### DATA LISTING
- - - - - - -

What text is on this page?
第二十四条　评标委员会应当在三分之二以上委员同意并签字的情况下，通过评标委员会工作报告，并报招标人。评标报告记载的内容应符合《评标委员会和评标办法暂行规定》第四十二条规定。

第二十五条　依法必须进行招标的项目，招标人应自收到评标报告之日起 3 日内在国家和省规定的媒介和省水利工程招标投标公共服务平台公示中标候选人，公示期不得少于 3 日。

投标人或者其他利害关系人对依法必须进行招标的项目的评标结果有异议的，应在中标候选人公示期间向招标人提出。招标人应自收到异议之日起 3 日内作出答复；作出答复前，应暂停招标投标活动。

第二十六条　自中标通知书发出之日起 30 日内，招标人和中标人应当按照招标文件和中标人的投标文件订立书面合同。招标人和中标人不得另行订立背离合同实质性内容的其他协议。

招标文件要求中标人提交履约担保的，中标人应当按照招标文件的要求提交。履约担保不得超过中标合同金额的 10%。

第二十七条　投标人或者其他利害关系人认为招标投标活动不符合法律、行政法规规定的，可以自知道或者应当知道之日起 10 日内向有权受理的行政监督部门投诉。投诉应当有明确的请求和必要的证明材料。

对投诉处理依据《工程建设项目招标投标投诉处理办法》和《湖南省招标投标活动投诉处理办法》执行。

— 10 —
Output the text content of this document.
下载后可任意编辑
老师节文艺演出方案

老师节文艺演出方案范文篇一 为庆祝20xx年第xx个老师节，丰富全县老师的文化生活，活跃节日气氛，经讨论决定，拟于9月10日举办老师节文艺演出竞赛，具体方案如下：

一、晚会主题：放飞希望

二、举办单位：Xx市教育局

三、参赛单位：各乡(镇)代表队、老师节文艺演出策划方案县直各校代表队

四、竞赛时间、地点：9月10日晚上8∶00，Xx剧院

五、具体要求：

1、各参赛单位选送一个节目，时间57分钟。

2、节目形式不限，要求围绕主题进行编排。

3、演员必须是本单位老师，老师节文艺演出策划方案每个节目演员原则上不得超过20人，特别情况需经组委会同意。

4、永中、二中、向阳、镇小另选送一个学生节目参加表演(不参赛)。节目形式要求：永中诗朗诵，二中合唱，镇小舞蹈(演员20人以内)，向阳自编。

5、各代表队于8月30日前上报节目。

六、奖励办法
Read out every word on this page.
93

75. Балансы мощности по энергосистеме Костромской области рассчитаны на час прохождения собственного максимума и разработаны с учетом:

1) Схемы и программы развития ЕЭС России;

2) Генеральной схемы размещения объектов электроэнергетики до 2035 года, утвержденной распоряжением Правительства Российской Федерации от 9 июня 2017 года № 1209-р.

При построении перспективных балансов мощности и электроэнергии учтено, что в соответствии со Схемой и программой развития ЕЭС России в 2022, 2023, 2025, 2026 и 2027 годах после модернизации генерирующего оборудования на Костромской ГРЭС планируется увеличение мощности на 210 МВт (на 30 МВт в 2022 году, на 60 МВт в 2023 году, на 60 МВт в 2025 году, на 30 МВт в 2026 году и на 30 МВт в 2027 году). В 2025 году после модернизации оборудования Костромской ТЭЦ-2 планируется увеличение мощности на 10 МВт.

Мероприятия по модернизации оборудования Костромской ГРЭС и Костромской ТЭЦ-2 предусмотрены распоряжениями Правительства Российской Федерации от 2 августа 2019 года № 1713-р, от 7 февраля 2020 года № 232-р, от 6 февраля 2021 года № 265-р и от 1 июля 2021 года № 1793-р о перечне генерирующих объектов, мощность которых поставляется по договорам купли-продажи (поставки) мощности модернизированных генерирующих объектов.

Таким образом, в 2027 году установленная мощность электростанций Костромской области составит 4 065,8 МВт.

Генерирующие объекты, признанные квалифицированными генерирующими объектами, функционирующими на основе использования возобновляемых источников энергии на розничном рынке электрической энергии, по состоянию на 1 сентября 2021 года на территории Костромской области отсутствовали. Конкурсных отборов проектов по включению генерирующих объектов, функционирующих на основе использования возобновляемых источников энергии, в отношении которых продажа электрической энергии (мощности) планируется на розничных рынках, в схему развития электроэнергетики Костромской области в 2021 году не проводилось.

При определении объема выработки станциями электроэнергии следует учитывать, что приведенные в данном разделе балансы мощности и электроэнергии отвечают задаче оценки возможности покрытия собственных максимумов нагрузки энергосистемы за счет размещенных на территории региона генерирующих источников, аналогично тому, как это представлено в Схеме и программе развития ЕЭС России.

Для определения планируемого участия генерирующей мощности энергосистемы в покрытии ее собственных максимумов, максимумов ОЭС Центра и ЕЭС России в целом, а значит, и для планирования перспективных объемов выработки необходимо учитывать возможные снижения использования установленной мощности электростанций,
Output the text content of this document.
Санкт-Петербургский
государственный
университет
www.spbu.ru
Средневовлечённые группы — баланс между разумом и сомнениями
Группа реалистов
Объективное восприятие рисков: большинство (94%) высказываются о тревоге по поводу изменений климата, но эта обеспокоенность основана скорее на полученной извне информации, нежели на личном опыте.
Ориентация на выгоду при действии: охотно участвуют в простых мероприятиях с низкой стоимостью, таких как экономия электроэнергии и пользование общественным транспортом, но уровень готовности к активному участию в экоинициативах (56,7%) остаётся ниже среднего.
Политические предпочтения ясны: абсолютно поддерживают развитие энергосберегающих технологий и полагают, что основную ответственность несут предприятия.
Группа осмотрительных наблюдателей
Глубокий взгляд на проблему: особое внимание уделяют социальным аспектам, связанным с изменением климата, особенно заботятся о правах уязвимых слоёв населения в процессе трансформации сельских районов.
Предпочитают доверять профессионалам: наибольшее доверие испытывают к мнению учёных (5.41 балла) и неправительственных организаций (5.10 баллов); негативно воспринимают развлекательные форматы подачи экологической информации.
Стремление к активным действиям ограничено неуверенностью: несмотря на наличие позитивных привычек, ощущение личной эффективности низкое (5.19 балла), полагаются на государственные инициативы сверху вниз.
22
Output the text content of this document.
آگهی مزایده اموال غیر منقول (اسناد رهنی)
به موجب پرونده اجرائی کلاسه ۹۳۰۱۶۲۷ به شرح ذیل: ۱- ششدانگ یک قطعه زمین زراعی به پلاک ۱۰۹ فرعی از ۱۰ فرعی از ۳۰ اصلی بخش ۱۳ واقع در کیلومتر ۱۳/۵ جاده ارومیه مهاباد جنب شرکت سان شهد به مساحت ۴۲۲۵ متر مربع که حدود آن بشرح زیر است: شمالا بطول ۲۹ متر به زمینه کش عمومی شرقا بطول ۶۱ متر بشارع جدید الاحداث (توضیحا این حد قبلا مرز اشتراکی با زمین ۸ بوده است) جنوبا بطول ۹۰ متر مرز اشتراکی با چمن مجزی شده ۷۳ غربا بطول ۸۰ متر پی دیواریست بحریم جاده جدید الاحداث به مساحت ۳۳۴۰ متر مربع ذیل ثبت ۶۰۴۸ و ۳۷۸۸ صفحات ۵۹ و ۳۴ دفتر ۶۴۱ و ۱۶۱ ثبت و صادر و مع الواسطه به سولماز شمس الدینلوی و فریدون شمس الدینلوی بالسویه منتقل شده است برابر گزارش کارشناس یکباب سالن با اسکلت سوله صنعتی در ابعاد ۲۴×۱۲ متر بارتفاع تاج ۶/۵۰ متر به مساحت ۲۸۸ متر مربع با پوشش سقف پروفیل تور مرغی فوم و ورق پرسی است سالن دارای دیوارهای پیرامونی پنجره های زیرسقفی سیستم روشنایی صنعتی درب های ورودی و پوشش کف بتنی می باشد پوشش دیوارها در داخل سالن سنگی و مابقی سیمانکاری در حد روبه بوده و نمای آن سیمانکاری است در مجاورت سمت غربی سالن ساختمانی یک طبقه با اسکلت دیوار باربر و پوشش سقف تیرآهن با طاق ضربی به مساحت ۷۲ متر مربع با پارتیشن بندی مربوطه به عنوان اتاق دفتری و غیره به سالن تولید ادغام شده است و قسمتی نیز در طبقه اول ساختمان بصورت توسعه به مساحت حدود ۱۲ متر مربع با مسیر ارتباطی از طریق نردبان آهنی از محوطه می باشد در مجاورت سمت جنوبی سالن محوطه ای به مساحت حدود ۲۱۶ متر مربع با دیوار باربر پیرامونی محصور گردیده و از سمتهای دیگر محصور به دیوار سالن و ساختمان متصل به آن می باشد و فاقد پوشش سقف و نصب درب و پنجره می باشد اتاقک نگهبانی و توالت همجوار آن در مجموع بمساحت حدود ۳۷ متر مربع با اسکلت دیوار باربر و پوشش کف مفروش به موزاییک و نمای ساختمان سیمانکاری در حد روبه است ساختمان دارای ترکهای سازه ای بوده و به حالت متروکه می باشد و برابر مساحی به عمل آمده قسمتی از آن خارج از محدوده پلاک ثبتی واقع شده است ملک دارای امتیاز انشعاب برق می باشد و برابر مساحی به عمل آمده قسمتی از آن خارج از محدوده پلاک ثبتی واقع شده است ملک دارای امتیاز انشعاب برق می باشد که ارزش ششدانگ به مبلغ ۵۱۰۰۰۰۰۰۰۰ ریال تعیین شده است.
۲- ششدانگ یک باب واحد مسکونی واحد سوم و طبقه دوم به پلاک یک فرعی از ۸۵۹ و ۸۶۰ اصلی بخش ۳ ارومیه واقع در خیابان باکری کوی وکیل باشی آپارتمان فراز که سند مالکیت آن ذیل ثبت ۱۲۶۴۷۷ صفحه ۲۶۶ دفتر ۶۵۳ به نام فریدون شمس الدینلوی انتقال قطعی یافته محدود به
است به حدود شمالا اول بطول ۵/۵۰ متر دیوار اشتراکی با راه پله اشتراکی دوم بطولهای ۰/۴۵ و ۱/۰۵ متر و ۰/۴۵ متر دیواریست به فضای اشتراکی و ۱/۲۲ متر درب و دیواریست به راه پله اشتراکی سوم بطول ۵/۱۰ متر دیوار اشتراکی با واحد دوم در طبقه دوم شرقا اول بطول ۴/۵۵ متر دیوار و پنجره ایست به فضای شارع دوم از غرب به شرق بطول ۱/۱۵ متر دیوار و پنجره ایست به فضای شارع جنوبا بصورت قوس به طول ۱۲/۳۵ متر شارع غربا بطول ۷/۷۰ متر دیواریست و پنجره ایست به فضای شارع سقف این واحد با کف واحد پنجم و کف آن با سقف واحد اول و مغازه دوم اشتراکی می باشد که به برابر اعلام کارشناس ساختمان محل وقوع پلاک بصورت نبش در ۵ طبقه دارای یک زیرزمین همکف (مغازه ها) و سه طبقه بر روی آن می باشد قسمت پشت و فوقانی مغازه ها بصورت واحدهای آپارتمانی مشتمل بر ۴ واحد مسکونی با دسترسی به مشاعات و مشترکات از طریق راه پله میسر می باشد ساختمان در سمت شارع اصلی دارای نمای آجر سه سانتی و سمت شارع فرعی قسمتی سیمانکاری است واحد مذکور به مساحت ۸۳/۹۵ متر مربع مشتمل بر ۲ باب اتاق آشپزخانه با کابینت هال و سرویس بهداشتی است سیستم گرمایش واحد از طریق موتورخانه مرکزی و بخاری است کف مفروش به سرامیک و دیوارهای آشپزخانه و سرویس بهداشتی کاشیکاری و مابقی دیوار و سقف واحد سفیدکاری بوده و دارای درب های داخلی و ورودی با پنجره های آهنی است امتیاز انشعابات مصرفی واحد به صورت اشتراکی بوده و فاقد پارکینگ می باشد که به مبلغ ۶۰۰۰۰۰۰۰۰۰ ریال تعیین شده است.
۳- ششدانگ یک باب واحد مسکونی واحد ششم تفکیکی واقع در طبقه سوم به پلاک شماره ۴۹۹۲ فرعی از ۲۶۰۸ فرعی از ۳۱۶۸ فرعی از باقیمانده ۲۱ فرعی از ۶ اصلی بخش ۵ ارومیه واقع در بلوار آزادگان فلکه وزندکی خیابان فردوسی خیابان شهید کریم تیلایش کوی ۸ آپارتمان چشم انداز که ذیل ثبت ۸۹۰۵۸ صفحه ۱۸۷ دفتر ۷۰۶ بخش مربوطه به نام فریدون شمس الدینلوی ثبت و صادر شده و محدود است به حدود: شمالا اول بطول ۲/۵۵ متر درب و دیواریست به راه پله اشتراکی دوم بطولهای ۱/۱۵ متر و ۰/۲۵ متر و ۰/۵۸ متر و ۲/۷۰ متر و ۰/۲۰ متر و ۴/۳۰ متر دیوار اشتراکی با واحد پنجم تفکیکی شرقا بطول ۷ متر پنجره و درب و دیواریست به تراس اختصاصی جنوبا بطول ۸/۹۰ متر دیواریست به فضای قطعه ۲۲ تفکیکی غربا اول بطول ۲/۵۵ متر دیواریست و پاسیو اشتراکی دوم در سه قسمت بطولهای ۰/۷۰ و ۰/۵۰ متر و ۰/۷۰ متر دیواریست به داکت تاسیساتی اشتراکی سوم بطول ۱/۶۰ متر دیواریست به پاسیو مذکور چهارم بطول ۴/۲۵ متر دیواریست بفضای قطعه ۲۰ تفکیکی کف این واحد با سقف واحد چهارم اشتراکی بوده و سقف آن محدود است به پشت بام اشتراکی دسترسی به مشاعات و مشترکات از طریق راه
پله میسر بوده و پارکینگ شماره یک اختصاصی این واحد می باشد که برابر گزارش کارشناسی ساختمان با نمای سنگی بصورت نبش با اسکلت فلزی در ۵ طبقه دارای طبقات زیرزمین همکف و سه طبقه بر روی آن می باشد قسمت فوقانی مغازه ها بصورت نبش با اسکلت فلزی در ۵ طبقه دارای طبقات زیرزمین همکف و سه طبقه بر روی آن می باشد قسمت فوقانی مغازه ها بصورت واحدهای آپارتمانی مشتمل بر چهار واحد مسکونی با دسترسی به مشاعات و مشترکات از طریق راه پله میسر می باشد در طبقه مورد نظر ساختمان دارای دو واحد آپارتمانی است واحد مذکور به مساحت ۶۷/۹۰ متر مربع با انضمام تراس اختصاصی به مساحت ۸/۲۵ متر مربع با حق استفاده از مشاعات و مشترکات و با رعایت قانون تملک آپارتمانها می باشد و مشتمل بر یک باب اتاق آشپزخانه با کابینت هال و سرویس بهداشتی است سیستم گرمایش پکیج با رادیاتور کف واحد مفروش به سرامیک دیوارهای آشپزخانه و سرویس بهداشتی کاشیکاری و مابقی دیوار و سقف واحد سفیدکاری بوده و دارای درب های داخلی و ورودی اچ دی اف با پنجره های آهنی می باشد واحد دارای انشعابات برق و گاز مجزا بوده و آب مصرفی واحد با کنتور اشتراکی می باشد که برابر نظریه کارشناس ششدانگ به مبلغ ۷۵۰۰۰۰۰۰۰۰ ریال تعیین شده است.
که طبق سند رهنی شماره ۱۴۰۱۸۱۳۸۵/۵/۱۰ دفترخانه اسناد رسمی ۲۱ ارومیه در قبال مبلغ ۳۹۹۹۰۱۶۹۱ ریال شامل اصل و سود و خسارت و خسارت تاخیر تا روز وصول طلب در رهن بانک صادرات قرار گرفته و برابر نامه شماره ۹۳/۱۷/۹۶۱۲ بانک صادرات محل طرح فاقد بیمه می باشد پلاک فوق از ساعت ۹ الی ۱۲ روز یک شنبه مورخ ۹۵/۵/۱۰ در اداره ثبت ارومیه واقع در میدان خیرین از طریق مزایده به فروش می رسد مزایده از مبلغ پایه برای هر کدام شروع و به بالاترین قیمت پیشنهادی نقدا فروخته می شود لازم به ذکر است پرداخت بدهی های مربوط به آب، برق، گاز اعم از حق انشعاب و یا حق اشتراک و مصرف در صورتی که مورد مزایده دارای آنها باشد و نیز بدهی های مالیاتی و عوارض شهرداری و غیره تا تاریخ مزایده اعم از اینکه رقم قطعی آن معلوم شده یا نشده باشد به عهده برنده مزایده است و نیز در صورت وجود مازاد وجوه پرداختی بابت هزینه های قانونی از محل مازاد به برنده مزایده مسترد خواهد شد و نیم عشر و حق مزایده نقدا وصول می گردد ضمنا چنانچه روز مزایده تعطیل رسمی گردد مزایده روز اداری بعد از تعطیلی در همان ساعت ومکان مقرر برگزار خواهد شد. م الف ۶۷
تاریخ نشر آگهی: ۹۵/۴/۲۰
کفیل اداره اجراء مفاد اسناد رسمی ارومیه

- - - - - - -

### EXERCISE DIRECTIONS
Count the lines in which the string "объектов" appears, then report only that figure.

### ANSWER
3